Provided data:
-- Start --
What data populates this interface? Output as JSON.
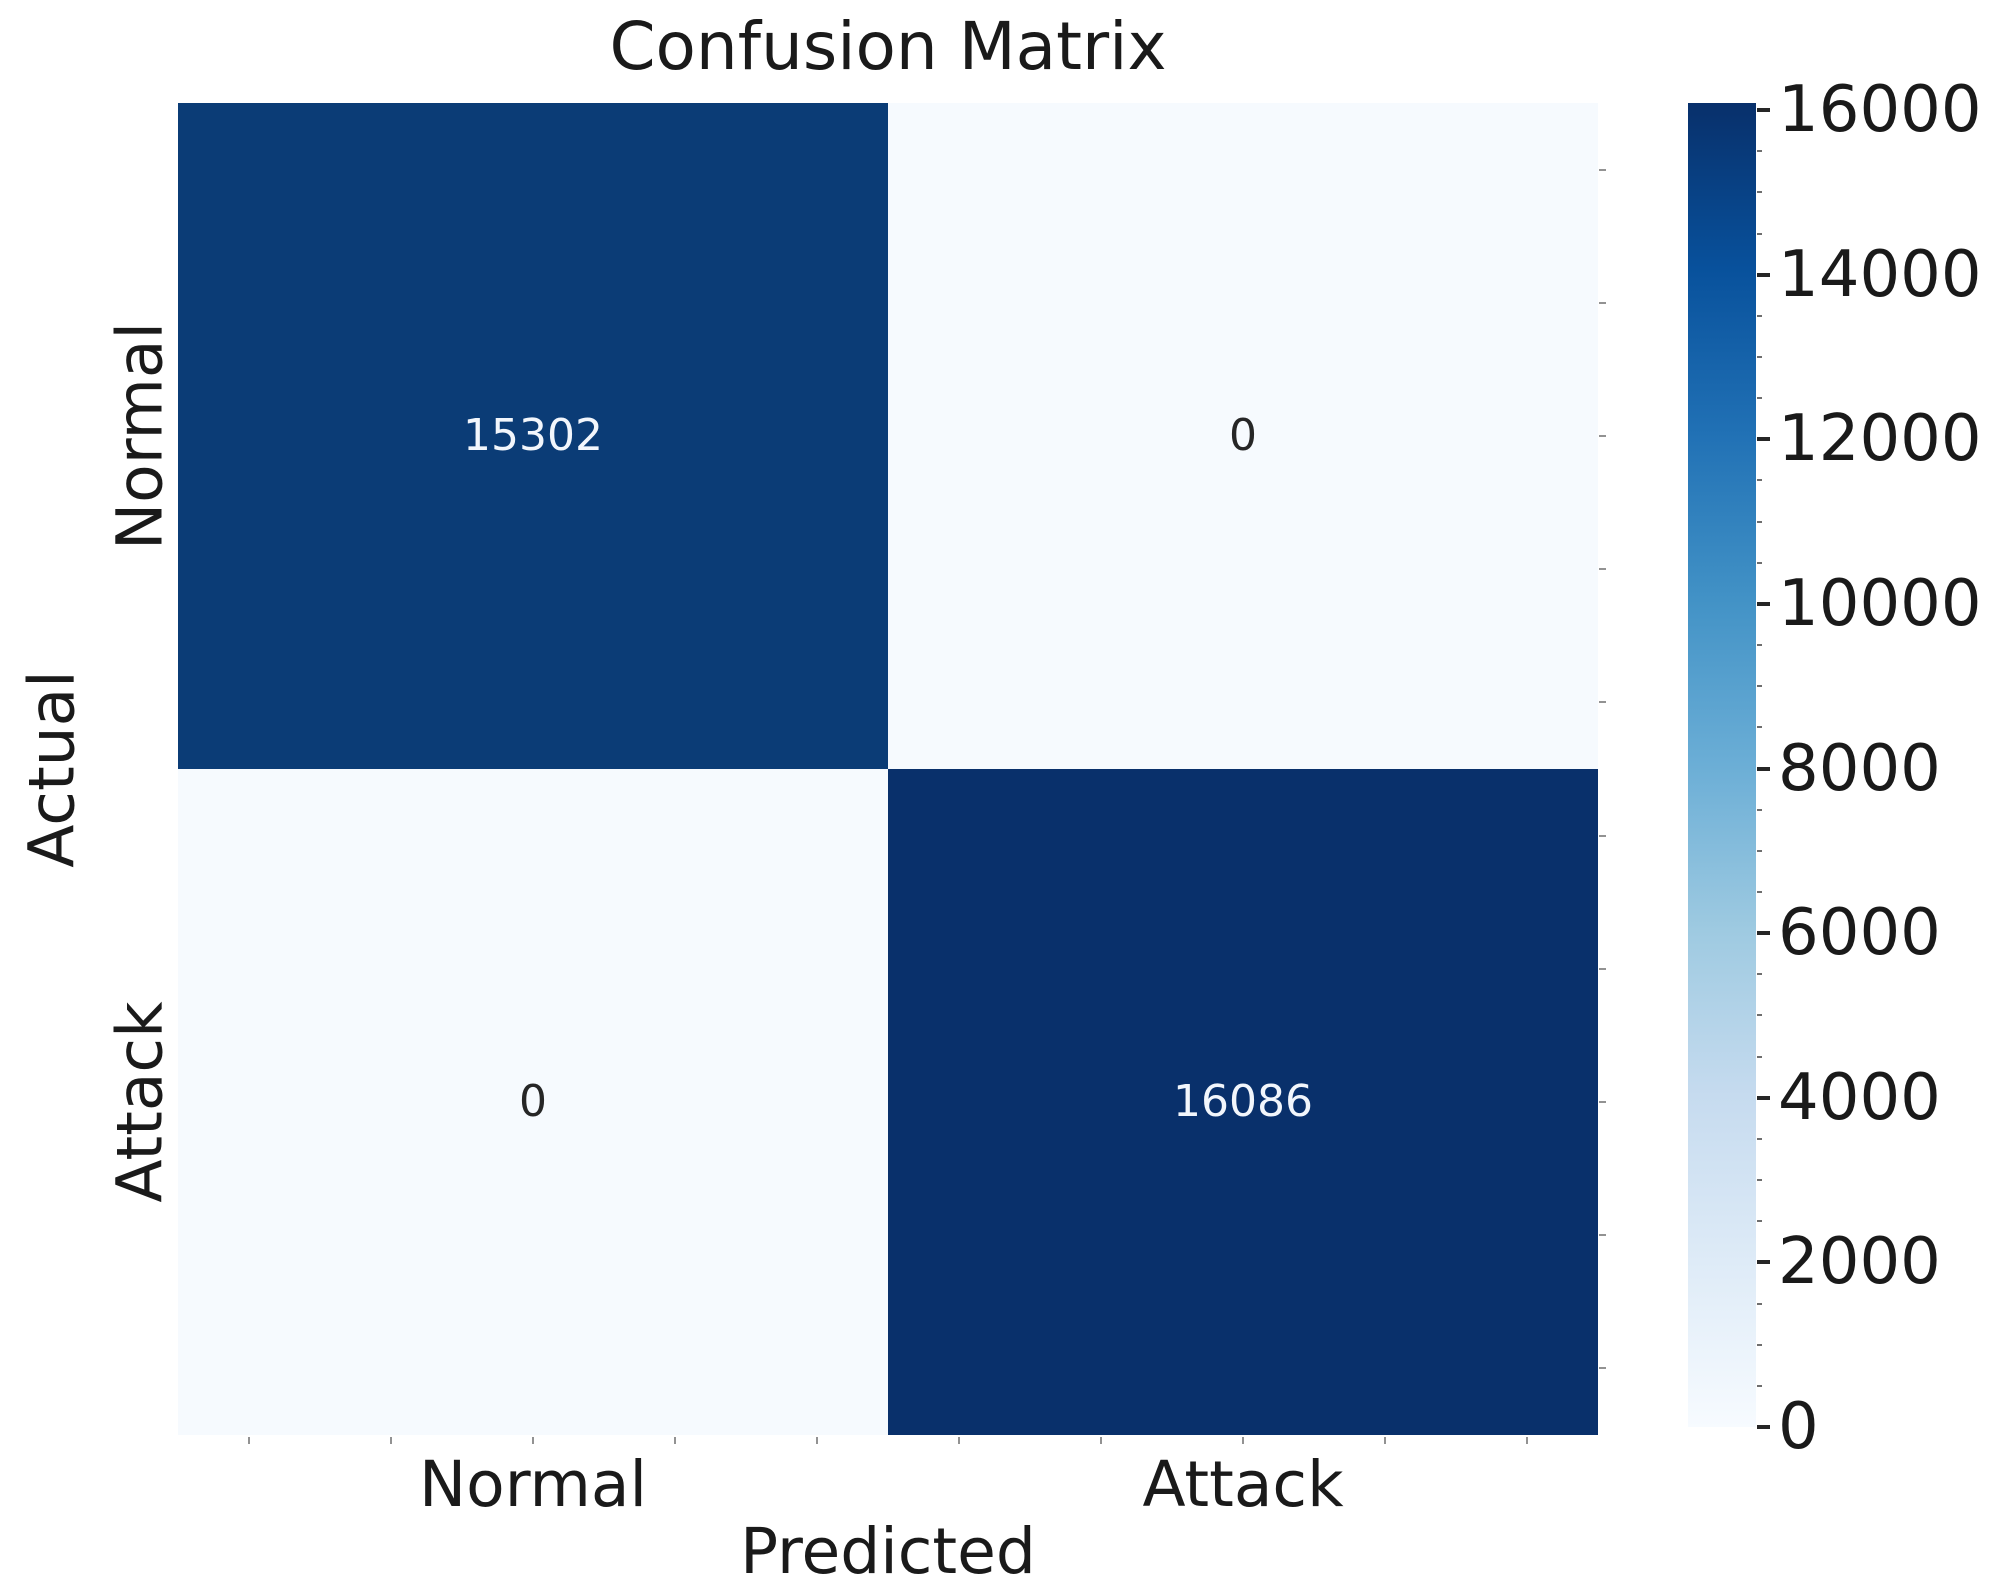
{
  "chart_data": {
    "type": "heatmap",
    "title": "Confusion Matrix",
    "xlabel": "Predicted",
    "ylabel": "Actual",
    "x_categories": [
      "Normal",
      "Attack"
    ],
    "y_categories": [
      "Normal",
      "Attack"
    ],
    "matrix": [
      [
        15302,
        0
      ],
      [
        0,
        16086
      ]
    ],
    "cell_colors": [
      [
        "#0b3c76",
        "#f6fafe"
      ],
      [
        "#f6fafe",
        "#09306b"
      ]
    ],
    "annot_colors": [
      [
        "#f2f6fc",
        "#262626"
      ],
      [
        "#262626",
        "#f2f6fc"
      ]
    ],
    "colormap": "Blues",
    "grid": false,
    "legend_position": "right-colorbar",
    "colorbar": {
      "vmin": 0,
      "vmax": 16086,
      "tick_values": [
        0,
        2000,
        4000,
        6000,
        8000,
        10000,
        12000,
        14000,
        16000
      ],
      "tick_labels": [
        "0",
        "2000",
        "4000",
        "6000",
        "8000",
        "10000",
        "12000",
        "14000",
        "16000"
      ],
      "minor_tick_step": 500,
      "gradient_stops_low_to_high": [
        "#f7fbff",
        "#deebf7",
        "#c6dbef",
        "#9ecae1",
        "#6baed6",
        "#4292c6",
        "#2171b5",
        "#08519c",
        "#08306b"
      ]
    }
  }
}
-- End --
Task instructions: Using the listing above, locate the lines that hold "colorbar" and copy each one.

Final result:
    "legend_position": "right-colorbar",
    "colorbar": {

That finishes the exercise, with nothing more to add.